AVAILABLE RECORDS:
* * * * * * * * *

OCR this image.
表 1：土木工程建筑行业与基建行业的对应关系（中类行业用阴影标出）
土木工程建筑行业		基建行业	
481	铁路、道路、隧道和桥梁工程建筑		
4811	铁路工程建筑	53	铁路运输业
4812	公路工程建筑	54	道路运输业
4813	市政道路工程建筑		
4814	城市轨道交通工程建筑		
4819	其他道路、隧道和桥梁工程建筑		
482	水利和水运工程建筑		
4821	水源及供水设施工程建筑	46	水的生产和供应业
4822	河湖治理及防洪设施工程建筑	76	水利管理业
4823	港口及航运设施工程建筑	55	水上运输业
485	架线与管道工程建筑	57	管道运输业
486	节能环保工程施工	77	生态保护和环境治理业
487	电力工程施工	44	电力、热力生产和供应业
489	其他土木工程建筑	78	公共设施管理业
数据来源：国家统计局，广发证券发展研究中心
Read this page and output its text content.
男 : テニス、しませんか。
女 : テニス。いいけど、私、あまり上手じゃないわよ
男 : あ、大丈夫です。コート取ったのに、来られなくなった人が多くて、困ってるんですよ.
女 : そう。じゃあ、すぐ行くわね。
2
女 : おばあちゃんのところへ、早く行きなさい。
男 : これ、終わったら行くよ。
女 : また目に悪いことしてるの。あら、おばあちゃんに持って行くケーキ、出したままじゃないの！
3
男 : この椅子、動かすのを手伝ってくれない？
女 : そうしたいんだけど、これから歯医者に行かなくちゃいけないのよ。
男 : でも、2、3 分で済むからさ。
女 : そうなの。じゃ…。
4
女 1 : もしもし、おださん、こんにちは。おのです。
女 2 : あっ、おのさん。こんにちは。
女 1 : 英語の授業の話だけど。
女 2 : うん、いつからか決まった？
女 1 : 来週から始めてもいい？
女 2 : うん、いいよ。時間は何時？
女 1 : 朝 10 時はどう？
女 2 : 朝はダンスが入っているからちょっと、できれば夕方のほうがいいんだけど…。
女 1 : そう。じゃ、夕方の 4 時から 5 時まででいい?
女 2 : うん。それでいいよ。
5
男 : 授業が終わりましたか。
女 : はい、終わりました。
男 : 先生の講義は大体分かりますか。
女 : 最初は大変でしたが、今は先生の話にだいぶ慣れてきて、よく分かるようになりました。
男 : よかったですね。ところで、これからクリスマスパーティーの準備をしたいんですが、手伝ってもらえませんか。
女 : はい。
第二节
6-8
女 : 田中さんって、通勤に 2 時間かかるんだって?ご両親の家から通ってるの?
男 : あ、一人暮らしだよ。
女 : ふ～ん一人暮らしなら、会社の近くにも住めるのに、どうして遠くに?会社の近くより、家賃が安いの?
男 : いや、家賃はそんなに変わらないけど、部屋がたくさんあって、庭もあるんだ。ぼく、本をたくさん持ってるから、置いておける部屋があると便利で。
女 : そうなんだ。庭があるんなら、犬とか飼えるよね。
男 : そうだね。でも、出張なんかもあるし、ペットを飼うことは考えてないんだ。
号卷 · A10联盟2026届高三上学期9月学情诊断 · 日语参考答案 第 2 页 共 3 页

* * * * * * * * *

WORK TO COMPLETE:
Return the entries above exactly, each one complete.

EXERCISE OUTPUT:
OCR this image.
表 1：土木工程建筑行业与基建行业的对应关系（中类行业用阴影标出）
土木工程建筑行业		基建行业	
481	铁路、道路、隧道和桥梁工程建筑		
4811	铁路工程建筑	53	铁路运输业
4812	公路工程建筑	54	道路运输业
4813	市政道路工程建筑		
4814	城市轨道交通工程建筑		
4819	其他道路、隧道和桥梁工程建筑		
482	水利和水运工程建筑		
4821	水源及供水设施工程建筑	46	水的生产和供应业
4822	河湖治理及防洪设施工程建筑	76	水利管理业
4823	港口及航运设施工程建筑	55	水上运输业
485	架线与管道工程建筑	57	管道运输业
486	节能环保工程施工	77	生态保护和环境治理业
487	电力工程施工	44	电力、热力生产和供应业
489	其他土木工程建筑	78	公共设施管理业
数据来源：国家统计局，广发证券发展研究中心
Read this page and output its text content.
男 : テニス、しませんか。
女 : テニス。いいけど、私、あまり上手じゃないわよ
男 : あ、大丈夫です。コート取ったのに、来られなくなった人が多くて、困ってるんですよ.
女 : そう。じゃあ、すぐ行くわね。
2
女 : おばあちゃんのところへ、早く行きなさい。
男 : これ、終わったら行くよ。
女 : また目に悪いことしてるの。あら、おばあちゃんに持って行くケーキ、出したままじゃないの！
3
男 : この椅子、動かすのを手伝ってくれない？
女 : そうしたいんだけど、これから歯医者に行かなくちゃいけないのよ。
男 : でも、2、3 分で済むからさ。
女 : そうなの。じゃ…。
4
女 1 : もしもし、おださん、こんにちは。おのです。
女 2 : あっ、おのさん。こんにちは。
女 1 : 英語の授業の話だけど。
女 2 : うん、いつからか決まった？
女 1 : 来週から始めてもいい？
女 2 : うん、いいよ。時間は何時？
女 1 : 朝 10 時はどう？
女 2 : 朝はダンスが入っているからちょっと、できれば夕方のほうがいいんだけど…。
女 1 : そう。じゃ、夕方の 4 時から 5 時まででいい?
女 2 : うん。それでいいよ。
5
男 : 授業が終わりましたか。
女 : はい、終わりました。
男 : 先生の講義は大体分かりますか。
女 : 最初は大変でしたが、今は先生の話にだいぶ慣れてきて、よく分かるようになりました。
男 : よかったですね。ところで、これからクリスマスパーティーの準備をしたいんですが、手伝ってもらえませんか。
女 : はい。
第二节
6-8
女 : 田中さんって、通勤に 2 時間かかるんだって?ご両親の家から通ってるの?
男 : あ、一人暮らしだよ。
女 : ふ～ん一人暮らしなら、会社の近くにも住めるのに、どうして遠くに?会社の近くより、家賃が安いの?
男 : いや、家賃はそんなに変わらないけど、部屋がたくさんあって、庭もあるんだ。ぼく、本をたくさん持ってるから、置いておける部屋があると便利で。
女 : そうなんだ。庭があるんなら、犬とか飼えるよね。
男 : そうだね。でも、出張なんかもあるし、ペットを飼うことは考えてないんだ。
号卷 · A10联盟2026届高三上学期9月学情诊断 · 日语参考答案 第 2 页 共 3 页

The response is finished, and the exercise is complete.